Bernstein, Heery Prozes bring expertise to board

CNU’s Board of Directors added two new members at its meeting held in conjunction with the Atlanta Congress. These new additions, Scott Bernstein and Laura Heery Prozes, bring impressive policy and design experience to the board along with a proven ability to form high-level partnerships and alliances. They join the board as terms expired for former board chairs Ray Gindroz and Hank Dittmar and former vice chair Jacky Grimshaw, all of whom provided key executive leadership in making CNU an authoritative force in the movement to improve urban design and development.

Scott Bernstein is the president and co-founder of the Center for Neighborhood Technology (CNT), where he leads CNT’s efforts to understand and better disclose the economic value of efficient resource use in urban communities. He helps CNT advance strategies that help cities leverage the value of this urban efficiency locally.

··········

### Task statement
Edit the passage on the new CNU board members between "CNU’s Board of" and "design and development.", inclusive, changing "Atlanta Congress" to "annual Congress". The rows are not needed for this exercise.

Structured page parsing data
··········

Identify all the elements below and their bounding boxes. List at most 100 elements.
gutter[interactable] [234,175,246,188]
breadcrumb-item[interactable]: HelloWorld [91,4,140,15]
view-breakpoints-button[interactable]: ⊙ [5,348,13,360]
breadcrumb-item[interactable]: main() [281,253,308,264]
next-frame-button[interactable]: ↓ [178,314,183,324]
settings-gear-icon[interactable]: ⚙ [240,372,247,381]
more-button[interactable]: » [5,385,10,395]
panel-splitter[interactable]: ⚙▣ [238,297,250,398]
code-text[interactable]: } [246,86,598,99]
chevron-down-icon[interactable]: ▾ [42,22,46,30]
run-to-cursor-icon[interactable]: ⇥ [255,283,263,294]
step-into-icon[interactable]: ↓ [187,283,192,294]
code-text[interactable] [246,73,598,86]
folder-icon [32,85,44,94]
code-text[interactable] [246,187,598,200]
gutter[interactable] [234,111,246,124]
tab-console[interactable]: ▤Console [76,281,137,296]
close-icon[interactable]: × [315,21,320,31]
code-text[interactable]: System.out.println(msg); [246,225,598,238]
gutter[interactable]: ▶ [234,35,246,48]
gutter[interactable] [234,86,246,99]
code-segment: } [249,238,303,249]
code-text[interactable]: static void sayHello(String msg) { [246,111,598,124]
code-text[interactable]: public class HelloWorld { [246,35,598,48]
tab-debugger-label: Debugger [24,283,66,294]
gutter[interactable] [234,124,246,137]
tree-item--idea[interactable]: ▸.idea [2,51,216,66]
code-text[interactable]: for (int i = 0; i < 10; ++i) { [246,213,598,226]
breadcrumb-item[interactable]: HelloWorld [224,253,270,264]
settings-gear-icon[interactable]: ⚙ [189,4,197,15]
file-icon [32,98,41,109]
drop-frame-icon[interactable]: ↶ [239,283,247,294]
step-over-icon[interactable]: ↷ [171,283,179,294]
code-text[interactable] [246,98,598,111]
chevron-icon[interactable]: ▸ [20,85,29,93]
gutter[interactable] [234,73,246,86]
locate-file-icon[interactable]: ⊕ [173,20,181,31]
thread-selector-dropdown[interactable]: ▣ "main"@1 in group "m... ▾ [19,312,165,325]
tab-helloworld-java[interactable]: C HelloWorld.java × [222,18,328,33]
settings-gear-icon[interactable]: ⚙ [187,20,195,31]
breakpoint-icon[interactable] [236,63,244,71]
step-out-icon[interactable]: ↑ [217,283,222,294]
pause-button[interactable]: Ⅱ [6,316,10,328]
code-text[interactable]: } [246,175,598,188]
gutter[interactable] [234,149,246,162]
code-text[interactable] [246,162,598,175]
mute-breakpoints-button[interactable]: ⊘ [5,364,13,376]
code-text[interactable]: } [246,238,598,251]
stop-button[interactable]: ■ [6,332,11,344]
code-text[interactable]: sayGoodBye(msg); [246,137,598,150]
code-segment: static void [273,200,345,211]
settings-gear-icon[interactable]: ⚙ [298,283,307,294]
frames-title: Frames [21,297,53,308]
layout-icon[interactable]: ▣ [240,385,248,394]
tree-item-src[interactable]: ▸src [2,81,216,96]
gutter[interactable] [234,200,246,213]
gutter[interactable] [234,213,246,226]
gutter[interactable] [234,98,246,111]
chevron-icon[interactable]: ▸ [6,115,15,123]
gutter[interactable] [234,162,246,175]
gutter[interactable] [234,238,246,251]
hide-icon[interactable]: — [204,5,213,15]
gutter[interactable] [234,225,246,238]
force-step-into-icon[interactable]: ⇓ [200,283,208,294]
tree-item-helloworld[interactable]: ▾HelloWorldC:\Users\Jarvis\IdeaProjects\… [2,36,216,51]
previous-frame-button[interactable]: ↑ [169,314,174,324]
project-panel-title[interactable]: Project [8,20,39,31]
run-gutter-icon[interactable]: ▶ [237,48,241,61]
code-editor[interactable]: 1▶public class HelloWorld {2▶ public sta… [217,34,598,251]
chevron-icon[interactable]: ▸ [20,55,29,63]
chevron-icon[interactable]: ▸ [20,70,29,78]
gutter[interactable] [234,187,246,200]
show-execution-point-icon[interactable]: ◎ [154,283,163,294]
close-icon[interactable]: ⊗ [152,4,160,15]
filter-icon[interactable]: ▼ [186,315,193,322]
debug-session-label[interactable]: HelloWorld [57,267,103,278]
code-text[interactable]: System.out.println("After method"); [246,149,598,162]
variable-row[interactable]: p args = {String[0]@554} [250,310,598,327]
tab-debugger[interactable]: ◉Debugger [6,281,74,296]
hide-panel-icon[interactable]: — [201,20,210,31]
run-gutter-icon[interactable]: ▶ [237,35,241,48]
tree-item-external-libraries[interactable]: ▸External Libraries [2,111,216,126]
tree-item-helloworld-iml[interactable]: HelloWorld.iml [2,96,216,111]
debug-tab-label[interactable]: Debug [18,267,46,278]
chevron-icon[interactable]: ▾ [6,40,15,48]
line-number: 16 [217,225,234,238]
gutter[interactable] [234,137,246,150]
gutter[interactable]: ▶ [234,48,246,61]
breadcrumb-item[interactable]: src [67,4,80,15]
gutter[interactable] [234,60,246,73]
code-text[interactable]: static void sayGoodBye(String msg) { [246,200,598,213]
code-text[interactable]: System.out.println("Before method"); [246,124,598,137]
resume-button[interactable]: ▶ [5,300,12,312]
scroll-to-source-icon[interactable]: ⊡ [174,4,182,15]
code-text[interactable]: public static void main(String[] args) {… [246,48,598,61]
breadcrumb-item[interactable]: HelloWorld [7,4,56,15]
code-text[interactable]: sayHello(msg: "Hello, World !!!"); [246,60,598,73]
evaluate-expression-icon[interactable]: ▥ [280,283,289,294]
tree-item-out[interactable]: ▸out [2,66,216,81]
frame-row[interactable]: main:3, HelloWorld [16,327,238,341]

··········

### Exercise response
CNU’s Board of Directors added two new members at its meeting held in conjunction with the annual Congress. These new additions, Scott Bernstein and Laura Heery Prozes, bring impressive policy and design experience to the board along with a proven ability to form high-level partnerships and alliances. They join the board as terms expired for former board chairs Ray Gindroz and Hank Dittmar and former vice chair Jacky Grimshaw, all of whom provided key executive leadership in making CNU an authoritative force in the movement to improve urban design and development.